Drop all images and give the records again exactly.

* Records about charts and figures *
____

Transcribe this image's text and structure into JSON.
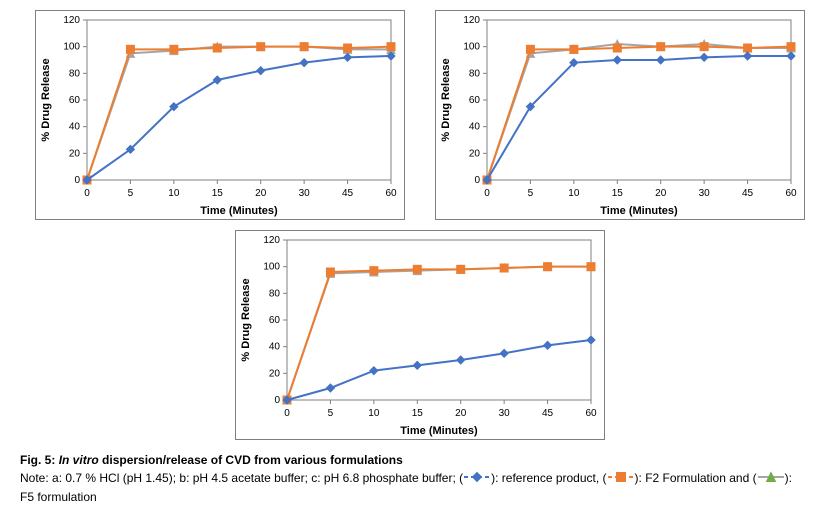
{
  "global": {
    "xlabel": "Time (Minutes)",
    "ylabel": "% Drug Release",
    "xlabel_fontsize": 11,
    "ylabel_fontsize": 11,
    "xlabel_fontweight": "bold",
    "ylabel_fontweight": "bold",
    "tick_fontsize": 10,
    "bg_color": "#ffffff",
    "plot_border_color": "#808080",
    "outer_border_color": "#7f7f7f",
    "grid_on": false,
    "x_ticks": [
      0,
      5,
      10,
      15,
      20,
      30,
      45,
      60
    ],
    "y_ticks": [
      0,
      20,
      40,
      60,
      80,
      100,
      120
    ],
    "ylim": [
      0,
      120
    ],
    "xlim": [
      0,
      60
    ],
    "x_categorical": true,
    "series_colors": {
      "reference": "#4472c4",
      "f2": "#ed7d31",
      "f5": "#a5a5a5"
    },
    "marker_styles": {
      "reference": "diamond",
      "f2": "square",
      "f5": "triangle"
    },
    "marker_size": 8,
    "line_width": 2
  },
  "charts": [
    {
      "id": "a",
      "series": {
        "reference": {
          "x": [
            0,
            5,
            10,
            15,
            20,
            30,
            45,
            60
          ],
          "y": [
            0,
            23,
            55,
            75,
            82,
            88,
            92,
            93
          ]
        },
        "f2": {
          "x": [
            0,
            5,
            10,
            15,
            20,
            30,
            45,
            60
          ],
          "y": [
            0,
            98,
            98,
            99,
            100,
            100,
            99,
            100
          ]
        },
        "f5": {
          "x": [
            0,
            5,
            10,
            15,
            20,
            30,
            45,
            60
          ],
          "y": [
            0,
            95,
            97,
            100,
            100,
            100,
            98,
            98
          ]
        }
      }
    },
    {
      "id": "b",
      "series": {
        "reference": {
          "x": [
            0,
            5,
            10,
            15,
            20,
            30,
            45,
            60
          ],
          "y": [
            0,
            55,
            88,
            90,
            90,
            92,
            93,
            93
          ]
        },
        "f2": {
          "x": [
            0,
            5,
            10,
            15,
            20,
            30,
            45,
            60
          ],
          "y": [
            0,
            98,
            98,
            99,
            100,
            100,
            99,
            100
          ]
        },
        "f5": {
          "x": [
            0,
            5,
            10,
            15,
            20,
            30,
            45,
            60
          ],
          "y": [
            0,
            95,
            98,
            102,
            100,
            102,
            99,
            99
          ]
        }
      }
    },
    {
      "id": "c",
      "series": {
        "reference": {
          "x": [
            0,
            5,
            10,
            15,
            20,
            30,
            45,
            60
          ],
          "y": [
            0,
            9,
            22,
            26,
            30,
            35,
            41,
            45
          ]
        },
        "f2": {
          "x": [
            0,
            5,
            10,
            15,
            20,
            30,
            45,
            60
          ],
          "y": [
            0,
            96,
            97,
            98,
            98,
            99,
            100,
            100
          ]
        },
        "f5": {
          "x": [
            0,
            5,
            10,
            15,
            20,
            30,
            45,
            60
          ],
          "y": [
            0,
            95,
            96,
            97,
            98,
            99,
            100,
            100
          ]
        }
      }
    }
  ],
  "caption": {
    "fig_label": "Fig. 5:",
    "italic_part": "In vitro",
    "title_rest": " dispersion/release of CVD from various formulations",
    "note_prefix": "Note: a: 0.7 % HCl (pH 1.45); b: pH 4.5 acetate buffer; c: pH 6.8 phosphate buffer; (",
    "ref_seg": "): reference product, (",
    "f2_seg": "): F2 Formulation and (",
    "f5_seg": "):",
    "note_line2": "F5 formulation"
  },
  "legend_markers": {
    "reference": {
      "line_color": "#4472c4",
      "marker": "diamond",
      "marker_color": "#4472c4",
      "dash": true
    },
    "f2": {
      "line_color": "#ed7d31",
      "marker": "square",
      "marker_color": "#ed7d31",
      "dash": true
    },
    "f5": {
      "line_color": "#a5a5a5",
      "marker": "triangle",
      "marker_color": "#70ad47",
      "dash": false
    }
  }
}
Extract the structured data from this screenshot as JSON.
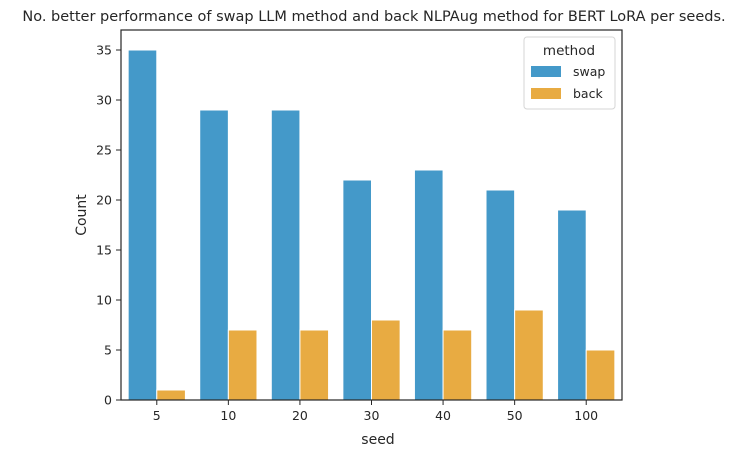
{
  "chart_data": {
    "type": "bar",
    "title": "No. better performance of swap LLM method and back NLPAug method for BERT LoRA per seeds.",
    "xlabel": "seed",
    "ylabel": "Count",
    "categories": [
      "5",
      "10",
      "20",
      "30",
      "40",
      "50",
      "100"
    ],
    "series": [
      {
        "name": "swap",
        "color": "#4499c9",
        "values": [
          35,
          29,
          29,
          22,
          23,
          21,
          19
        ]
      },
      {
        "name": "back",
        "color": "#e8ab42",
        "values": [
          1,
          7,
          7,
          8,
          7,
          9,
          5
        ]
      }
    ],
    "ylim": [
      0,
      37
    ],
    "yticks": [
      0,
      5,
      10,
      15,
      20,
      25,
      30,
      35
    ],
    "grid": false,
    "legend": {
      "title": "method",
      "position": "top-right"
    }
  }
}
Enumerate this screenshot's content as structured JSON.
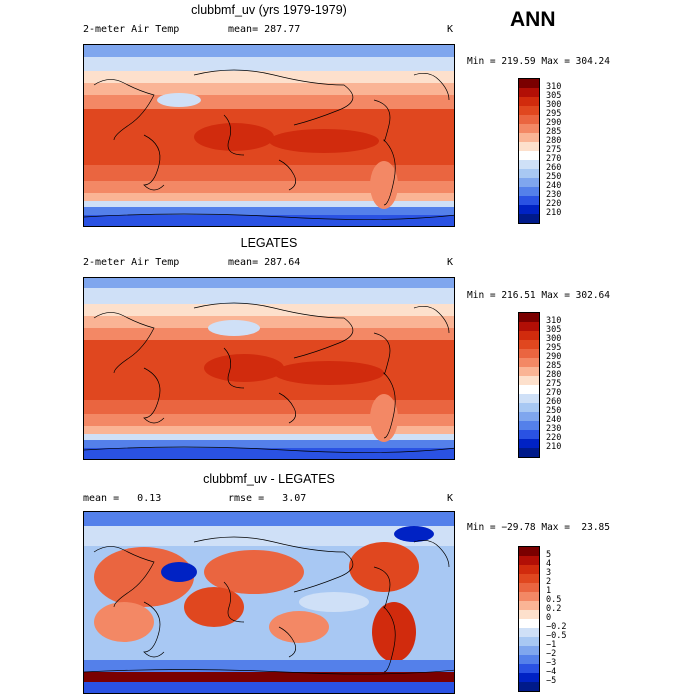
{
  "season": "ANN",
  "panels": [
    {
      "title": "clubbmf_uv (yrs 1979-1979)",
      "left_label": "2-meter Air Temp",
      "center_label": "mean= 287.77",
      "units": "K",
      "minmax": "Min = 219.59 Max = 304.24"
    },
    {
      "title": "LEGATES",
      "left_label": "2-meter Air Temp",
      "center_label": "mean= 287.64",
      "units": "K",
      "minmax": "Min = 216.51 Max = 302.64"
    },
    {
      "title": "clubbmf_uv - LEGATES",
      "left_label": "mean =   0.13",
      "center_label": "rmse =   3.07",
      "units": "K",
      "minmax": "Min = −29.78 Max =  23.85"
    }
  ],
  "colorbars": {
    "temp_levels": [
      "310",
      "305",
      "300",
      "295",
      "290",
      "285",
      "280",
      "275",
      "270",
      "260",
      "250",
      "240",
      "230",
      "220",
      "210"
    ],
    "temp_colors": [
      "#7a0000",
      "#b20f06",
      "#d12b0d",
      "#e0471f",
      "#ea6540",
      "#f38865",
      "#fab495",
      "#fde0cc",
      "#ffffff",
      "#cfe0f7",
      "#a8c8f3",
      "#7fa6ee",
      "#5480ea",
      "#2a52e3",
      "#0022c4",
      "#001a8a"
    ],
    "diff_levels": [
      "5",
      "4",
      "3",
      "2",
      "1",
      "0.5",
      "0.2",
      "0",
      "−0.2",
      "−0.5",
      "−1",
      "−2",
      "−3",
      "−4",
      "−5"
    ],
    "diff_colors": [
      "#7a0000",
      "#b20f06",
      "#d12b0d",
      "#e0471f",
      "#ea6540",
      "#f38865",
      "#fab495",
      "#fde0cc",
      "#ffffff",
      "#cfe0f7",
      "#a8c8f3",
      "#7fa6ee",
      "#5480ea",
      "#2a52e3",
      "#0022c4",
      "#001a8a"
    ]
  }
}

____

* WRITTEN RESPONSE *
Transcribe this image's text and structure into JSON.
{
  "global": {
    "xlabel": "Time (Minutes)",
    "ylabel": "% Drug Release",
    "xlabel_fontsize": 11,
    "ylabel_fontsize": 11,
    "xlabel_fontweight": "bold",
    "ylabel_fontweight": "bold",
    "tick_fontsize": 10,
    "bg_color": "#ffffff",
    "plot_border_color": "#808080",
    "outer_border_color": "#7f7f7f",
    "grid_on": false,
    "x_ticks": [
      0,
      5,
      10,
      15,
      20,
      30,
      45,
      60
    ],
    "y_ticks": [
      0,
      20,
      40,
      60,
      80,
      100,
      120
    ],
    "ylim": [
      0,
      120
    ],
    "xlim": [
      0,
      60
    ],
    "x_categorical": true,
    "series_colors": {
      "reference": "#4472c4",
      "f2": "#ed7d31",
      "f5": "#a5a5a5"
    },
    "marker_styles": {
      "reference": "diamond",
      "f2": "square",
      "f5": "triangle"
    },
    "marker_size": 8,
    "line_width": 2
  },
  "charts": [
    {
      "id": "a",
      "series": {
        "reference": {
          "x": [
            0,
            5,
            10,
            15,
            20,
            30,
            45,
            60
          ],
          "y": [
            0,
            23,
            55,
            75,
            82,
            88,
            92,
            93
          ]
        },
        "f2": {
          "x": [
            0,
            5,
            10,
            15,
            20,
            30,
            45,
            60
          ],
          "y": [
            0,
            98,
            98,
            99,
            100,
            100,
            99,
            100
          ]
        },
        "f5": {
          "x": [
            0,
            5,
            10,
            15,
            20,
            30,
            45,
            60
          ],
          "y": [
            0,
            95,
            97,
            100,
            100,
            100,
            98,
            98
          ]
        }
      }
    },
    {
      "id": "b",
      "series": {
        "reference": {
          "x": [
            0,
            5,
            10,
            15,
            20,
            30,
            45,
            60
          ],
          "y": [
            0,
            55,
            88,
            90,
            90,
            92,
            93,
            93
          ]
        },
        "f2": {
          "x": [
            0,
            5,
            10,
            15,
            20,
            30,
            45,
            60
          ],
          "y": [
            0,
            98,
            98,
            99,
            100,
            100,
            99,
            100
          ]
        },
        "f5": {
          "x": [
            0,
            5,
            10,
            15,
            20,
            30,
            45,
            60
          ],
          "y": [
            0,
            95,
            98,
            102,
            100,
            102,
            99,
            99
          ]
        }
      }
    },
    {
      "id": "c",
      "series": {
        "reference": {
          "x": [
            0,
            5,
            10,
            15,
            20,
            30,
            45,
            60
          ],
          "y": [
            0,
            9,
            22,
            26,
            30,
            35,
            41,
            45
          ]
        },
        "f2": {
          "x": [
            0,
            5,
            10,
            15,
            20,
            30,
            45,
            60
          ],
          "y": [
            0,
            96,
            97,
            98,
            98,
            99,
            100,
            100
          ]
        },
        "f5": {
          "x": [
            0,
            5,
            10,
            15,
            20,
            30,
            45,
            60
          ],
          "y": [
            0,
            95,
            96,
            97,
            98,
            99,
            100,
            100
          ]
        }
      }
    }
  ],
  "caption": {
    "fig_label": "Fig. 5:",
    "italic_part": "In vitro",
    "title_rest": " dispersion/release of CVD from various formulations",
    "note_prefix": "Note: a: 0.7 % HCl (pH 1.45); b: pH 4.5 acetate buffer; c: pH 6.8 phosphate buffer; (",
    "ref_seg": "): reference product, (",
    "f2_seg": "): F2 Formulation and (",
    "f5_seg": "):",
    "note_line2": "F5 formulation"
  },
  "legend_markers": {
    "reference": {
      "line_color": "#4472c4",
      "marker": "diamond",
      "marker_color": "#4472c4",
      "dash": true
    },
    "f2": {
      "line_color": "#ed7d31",
      "marker": "square",
      "marker_color": "#ed7d31",
      "dash": true
    },
    "f5": {
      "line_color": "#a5a5a5",
      "marker": "triangle",
      "marker_color": "#70ad47",
      "dash": false
    }
  }
}
Extract the structured data from this screenshot as JSON.
{
  "chart_data": {
    "type": "bar",
    "title": "No. better performance of swap LLM method and back NLPAug method for BERT LoRA per seeds.",
    "xlabel": "seed",
    "ylabel": "Count",
    "categories": [
      "5",
      "10",
      "20",
      "30",
      "40",
      "50",
      "100"
    ],
    "series": [
      {
        "name": "swap",
        "color": "#4499c9",
        "values": [
          35,
          29,
          29,
          22,
          23,
          21,
          19
        ]
      },
      {
        "name": "back",
        "color": "#e8ab42",
        "values": [
          1,
          7,
          7,
          8,
          7,
          9,
          5
        ]
      }
    ],
    "ylim": [
      0,
      37
    ],
    "yticks": [
      0,
      5,
      10,
      15,
      20,
      25,
      30,
      35
    ],
    "grid": false,
    "legend": {
      "title": "method",
      "position": "top-right"
    }
  }
}
Enumerate this screenshot's content as structured JSON.
{
  "season": "ANN",
  "panels": [
    {
      "title": "clubbmf_uv (yrs 1979-1979)",
      "left_label": "2-meter Air Temp",
      "center_label": "mean= 287.77",
      "units": "K",
      "minmax": "Min = 219.59 Max = 304.24"
    },
    {
      "title": "LEGATES",
      "left_label": "2-meter Air Temp",
      "center_label": "mean= 287.64",
      "units": "K",
      "minmax": "Min = 216.51 Max = 302.64"
    },
    {
      "title": "clubbmf_uv - LEGATES",
      "left_label": "mean =   0.13",
      "center_label": "rmse =   3.07",
      "units": "K",
      "minmax": "Min = −29.78 Max =  23.85"
    }
  ],
  "colorbars": {
    "temp_levels": [
      "310",
      "305",
      "300",
      "295",
      "290",
      "285",
      "280",
      "275",
      "270",
      "260",
      "250",
      "240",
      "230",
      "220",
      "210"
    ],
    "temp_colors": [
      "#7a0000",
      "#b20f06",
      "#d12b0d",
      "#e0471f",
      "#ea6540",
      "#f38865",
      "#fab495",
      "#fde0cc",
      "#ffffff",
      "#cfe0f7",
      "#a8c8f3",
      "#7fa6ee",
      "#5480ea",
      "#2a52e3",
      "#0022c4",
      "#001a8a"
    ],
    "diff_levels": [
      "5",
      "4",
      "3",
      "2",
      "1",
      "0.5",
      "0.2",
      "0",
      "−0.2",
      "−0.5",
      "−1",
      "−2",
      "−3",
      "−4",
      "−5"
    ],
    "diff_colors": [
      "#7a0000",
      "#b20f06",
      "#d12b0d",
      "#e0471f",
      "#ea6540",
      "#f38865",
      "#fab495",
      "#fde0cc",
      "#ffffff",
      "#cfe0f7",
      "#a8c8f3",
      "#7fa6ee",
      "#5480ea",
      "#2a52e3",
      "#0022c4",
      "#001a8a"
    ]
  }
}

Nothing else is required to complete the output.